▸ **Written exercise**
Restate the full set of records exactly, word for word.

▸ **Information provided**
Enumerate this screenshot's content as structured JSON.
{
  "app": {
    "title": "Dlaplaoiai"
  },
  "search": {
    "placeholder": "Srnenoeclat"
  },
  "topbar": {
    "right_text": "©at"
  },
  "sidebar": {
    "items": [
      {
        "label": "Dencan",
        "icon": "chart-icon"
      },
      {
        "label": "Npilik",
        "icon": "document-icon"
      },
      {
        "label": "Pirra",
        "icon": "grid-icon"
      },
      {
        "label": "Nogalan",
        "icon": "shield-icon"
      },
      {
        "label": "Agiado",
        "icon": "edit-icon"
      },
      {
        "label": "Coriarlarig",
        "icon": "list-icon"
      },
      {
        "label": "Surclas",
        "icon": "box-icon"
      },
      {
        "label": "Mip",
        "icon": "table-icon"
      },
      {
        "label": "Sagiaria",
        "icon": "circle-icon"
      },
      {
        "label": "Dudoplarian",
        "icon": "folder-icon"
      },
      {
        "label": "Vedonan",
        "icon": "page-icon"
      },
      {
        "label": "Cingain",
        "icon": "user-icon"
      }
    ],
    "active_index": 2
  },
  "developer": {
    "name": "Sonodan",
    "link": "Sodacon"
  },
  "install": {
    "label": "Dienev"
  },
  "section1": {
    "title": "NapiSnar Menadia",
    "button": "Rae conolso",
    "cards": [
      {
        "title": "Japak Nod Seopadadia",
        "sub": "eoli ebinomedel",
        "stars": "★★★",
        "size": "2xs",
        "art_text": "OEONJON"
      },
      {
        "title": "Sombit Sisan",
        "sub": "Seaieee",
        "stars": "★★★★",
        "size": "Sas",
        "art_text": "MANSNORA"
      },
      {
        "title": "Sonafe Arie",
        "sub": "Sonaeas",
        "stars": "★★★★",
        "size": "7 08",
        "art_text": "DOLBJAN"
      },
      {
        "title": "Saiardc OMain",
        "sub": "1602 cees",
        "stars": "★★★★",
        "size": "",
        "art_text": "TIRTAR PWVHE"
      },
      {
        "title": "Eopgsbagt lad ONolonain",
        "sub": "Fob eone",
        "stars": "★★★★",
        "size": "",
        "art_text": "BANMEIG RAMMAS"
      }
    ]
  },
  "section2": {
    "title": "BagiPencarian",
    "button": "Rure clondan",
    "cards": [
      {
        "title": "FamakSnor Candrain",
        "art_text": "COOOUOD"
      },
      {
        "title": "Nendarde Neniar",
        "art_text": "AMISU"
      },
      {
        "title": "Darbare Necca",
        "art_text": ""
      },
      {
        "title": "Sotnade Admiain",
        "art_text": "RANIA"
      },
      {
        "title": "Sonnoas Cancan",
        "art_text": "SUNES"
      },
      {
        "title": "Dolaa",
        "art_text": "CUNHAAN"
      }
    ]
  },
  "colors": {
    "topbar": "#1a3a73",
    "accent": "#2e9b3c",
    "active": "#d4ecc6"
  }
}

▸ **Output for this task**
Enumerate this screenshot's content as structured JSON.
{
  "app": {
    "title": "Dlaplaoiai"
  },
  "search": {
    "placeholder": "Srnenoeclat"
  },
  "topbar": {
    "right_text": "©at"
  },
  "sidebar": {
    "items": [
      {
        "label": "Dencan",
        "icon": "chart-icon"
      },
      {
        "label": "Npilik",
        "icon": "document-icon"
      },
      {
        "label": "Pirra",
        "icon": "grid-icon"
      },
      {
        "label": "Nogalan",
        "icon": "shield-icon"
      },
      {
        "label": "Agiado",
        "icon": "edit-icon"
      },
      {
        "label": "Coriarlarig",
        "icon": "list-icon"
      },
      {
        "label": "Surclas",
        "icon": "box-icon"
      },
      {
        "label": "Mip",
        "icon": "table-icon"
      },
      {
        "label": "Sagiaria",
        "icon": "circle-icon"
      },
      {
        "label": "Dudoplarian",
        "icon": "folder-icon"
      },
      {
        "label": "Vedonan",
        "icon": "page-icon"
      },
      {
        "label": "Cingain",
        "icon": "user-icon"
      }
    ],
    "active_index": 2
  },
  "developer": {
    "name": "Sonodan",
    "link": "Sodacon"
  },
  "install": {
    "label": "Dienev"
  },
  "section1": {
    "title": "NapiSnar Menadia",
    "button": "Rae conolso",
    "cards": [
      {
        "title": "Japak Nod Seopadadia",
        "sub": "eoli ebinomedel",
        "stars": "★★★",
        "size": "2xs",
        "art_text": "OEONJON"
      },
      {
        "title": "Sombit Sisan",
        "sub": "Seaieee",
        "stars": "★★★★",
        "size": "Sas",
        "art_text": "MANSNORA"
      },
      {
        "title": "Sonafe Arie",
        "sub": "Sonaeas",
        "stars": "★★★★",
        "size": "7 08",
        "art_text": "DOLBJAN"
      },
      {
        "title": "Saiardc OMain",
        "sub": "1602 cees",
        "stars": "★★★★",
        "size": "",
        "art_text": "TIRTAR PWVHE"
      },
      {
        "title": "Eopgsbagt lad ONolonain",
        "sub": "Fob eone",
        "stars": "★★★★",
        "size": "",
        "art_text": "BANMEIG RAMMAS"
      }
    ]
  },
  "section2": {
    "title": "BagiPencarian",
    "button": "Rure clondan",
    "cards": [
      {
        "title": "FamakSnor Candrain",
        "art_text": "COOOUOD"
      },
      {
        "title": "Nendarde Neniar",
        "art_text": "AMISU"
      },
      {
        "title": "Darbare Necca",
        "art_text": ""
      },
      {
        "title": "Sotnade Admiain",
        "art_text": "RANIA"
      },
      {
        "title": "Sonnoas Cancan",
        "art_text": "SUNES"
      },
      {
        "title": "Dolaa",
        "art_text": "CUNHAAN"
      }
    ]
  },
  "colors": {
    "topbar": "#1a3a73",
    "accent": "#2e9b3c",
    "active": "#d4ecc6"
  }
}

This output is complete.